Records from a collection of figures
#####

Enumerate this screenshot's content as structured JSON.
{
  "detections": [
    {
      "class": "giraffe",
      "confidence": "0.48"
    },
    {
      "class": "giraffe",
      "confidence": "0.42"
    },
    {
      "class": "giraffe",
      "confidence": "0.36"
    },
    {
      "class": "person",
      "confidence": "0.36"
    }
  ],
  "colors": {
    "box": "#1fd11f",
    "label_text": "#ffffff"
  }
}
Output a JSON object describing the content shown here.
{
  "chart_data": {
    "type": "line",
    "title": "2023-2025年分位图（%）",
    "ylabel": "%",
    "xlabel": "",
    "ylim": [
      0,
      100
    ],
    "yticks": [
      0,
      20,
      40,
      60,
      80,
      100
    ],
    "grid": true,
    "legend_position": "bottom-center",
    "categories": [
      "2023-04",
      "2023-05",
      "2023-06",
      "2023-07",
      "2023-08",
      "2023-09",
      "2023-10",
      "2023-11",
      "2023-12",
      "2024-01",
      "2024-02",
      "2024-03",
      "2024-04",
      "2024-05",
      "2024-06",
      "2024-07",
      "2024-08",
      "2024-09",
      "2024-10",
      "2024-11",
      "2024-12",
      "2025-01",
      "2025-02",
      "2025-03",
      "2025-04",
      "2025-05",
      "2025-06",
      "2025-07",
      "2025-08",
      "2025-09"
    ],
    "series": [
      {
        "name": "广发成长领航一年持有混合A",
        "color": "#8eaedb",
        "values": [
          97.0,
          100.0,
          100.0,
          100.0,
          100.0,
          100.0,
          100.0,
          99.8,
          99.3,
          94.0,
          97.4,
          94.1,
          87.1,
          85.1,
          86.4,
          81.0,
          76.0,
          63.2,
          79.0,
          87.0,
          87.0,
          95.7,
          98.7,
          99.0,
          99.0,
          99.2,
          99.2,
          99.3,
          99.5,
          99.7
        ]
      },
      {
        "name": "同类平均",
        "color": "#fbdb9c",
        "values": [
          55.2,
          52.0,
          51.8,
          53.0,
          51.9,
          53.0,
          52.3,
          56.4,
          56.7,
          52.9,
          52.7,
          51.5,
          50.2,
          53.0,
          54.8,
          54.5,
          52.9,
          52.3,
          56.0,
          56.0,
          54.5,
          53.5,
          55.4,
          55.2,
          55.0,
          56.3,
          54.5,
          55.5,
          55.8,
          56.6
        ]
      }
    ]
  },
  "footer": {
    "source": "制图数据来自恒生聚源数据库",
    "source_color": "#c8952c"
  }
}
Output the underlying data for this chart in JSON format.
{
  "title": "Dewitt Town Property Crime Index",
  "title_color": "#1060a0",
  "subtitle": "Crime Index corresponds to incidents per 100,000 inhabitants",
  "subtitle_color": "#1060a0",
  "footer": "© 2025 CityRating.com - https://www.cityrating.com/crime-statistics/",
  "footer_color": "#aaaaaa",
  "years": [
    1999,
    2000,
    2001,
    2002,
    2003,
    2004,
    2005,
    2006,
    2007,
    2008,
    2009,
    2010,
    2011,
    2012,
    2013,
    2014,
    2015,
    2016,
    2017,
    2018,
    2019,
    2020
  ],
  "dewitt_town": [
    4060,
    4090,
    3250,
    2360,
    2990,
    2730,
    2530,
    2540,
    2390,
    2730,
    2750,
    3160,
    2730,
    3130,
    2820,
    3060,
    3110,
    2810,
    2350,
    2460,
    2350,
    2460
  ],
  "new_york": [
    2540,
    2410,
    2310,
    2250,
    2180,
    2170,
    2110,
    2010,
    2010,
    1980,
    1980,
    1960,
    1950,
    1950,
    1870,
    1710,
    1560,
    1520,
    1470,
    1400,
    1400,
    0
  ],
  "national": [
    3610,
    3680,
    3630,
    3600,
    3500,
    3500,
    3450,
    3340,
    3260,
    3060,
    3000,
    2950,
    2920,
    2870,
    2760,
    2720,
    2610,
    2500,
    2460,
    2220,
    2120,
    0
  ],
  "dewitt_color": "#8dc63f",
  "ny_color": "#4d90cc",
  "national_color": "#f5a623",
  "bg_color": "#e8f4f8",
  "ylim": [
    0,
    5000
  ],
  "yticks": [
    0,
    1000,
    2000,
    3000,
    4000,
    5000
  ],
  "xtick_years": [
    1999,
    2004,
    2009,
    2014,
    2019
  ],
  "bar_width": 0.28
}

#####

Check all the records above and select each line where the string "this" is found.

Enumerate this screenshot's content as structured JSON.
Output the underlying data for this chart in JSON format.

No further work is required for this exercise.